> _Short task_:
Find each line containing the string "selected" and return it.

> _Listing_:
-------------------------
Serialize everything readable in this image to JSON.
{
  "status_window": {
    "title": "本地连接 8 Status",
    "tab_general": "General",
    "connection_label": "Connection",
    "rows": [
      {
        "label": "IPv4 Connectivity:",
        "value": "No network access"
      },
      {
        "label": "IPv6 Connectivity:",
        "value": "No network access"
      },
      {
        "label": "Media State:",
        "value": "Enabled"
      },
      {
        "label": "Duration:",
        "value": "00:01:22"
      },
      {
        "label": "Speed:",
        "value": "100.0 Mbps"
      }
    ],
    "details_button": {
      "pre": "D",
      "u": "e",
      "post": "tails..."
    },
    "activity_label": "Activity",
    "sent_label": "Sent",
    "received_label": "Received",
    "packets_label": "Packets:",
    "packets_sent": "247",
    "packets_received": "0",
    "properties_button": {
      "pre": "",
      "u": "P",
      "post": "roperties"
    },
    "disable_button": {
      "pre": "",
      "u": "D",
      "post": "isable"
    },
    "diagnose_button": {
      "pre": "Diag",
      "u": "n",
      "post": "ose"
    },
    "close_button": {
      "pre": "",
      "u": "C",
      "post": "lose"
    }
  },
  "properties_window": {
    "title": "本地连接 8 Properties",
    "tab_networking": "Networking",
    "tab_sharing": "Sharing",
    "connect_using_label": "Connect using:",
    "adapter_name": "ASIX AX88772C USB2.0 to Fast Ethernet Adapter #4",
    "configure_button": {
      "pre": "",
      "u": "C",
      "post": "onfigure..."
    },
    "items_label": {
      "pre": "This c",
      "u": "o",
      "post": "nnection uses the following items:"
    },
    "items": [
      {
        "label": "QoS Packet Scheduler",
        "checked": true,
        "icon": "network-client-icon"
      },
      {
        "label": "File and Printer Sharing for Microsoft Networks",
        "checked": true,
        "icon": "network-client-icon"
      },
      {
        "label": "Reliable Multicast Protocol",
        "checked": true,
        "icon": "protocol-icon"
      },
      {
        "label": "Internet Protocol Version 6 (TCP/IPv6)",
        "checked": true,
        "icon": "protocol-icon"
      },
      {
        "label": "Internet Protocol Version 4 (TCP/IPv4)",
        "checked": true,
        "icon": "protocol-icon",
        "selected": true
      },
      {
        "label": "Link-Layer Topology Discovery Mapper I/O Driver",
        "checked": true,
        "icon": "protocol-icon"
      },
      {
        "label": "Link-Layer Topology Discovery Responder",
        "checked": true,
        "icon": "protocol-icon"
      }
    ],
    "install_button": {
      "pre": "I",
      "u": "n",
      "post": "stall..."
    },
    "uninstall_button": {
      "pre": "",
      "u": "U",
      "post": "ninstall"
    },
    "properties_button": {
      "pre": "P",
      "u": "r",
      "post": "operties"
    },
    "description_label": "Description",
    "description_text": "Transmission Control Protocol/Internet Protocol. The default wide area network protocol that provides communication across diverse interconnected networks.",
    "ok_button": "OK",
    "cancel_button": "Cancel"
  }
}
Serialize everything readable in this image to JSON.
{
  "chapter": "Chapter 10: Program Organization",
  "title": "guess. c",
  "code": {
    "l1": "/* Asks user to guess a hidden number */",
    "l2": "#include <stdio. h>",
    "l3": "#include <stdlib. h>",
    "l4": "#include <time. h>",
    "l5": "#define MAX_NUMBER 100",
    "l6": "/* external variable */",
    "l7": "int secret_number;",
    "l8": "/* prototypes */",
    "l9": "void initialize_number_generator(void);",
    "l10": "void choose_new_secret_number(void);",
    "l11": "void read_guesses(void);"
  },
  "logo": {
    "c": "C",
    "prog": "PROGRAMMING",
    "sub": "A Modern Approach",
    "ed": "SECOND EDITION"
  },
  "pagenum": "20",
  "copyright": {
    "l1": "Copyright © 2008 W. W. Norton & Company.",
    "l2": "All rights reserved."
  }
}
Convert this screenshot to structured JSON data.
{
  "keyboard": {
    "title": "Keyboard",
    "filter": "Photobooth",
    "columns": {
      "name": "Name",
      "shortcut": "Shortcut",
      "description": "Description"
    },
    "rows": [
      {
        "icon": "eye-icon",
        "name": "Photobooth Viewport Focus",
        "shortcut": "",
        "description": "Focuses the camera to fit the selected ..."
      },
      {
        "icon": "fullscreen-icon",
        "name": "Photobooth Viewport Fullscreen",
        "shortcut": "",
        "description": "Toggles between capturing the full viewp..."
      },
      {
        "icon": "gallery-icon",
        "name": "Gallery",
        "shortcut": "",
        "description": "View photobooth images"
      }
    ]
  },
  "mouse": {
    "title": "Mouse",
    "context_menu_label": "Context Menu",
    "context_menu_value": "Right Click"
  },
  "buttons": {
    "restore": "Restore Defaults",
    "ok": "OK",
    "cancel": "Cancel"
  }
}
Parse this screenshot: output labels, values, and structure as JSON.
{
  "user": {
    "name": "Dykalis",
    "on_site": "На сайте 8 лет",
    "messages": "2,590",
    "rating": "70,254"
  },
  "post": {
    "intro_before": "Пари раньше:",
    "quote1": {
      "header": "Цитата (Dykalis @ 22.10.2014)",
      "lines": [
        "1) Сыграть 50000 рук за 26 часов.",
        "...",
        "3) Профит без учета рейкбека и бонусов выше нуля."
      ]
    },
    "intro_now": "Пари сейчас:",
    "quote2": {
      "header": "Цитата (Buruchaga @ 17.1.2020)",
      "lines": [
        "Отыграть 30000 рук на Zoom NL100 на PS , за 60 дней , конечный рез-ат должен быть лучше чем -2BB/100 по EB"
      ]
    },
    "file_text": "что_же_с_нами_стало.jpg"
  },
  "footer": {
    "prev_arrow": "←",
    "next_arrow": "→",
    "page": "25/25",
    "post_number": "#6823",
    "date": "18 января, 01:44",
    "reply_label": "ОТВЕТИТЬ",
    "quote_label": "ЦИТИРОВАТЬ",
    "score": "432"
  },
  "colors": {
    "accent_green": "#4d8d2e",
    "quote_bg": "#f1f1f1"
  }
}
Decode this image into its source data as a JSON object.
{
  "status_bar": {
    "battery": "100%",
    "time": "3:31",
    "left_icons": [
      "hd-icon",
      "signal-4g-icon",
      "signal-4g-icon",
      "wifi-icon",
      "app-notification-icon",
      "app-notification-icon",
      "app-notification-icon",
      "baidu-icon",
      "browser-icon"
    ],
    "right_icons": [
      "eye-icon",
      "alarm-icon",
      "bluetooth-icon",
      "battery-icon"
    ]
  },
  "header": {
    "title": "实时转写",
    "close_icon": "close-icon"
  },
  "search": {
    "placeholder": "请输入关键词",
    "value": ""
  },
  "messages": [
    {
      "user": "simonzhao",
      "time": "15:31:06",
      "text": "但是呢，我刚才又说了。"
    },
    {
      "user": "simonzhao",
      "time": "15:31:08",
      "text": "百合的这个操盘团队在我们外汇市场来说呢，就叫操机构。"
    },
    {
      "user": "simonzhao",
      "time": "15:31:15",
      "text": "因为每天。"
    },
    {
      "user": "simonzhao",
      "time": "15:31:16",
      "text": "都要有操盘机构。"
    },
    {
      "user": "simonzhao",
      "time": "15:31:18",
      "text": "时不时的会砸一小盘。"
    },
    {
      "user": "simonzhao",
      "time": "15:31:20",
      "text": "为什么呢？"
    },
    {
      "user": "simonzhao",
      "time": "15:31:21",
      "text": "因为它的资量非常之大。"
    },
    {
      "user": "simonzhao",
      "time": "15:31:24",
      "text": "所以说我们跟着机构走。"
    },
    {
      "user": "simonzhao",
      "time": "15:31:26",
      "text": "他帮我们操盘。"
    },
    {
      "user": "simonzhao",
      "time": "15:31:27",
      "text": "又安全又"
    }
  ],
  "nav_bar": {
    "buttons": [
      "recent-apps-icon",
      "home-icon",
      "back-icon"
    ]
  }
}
-------------------------
> _Full answer_:
        "selected": true
        "description": "Focuses the camera to fit the selected ..."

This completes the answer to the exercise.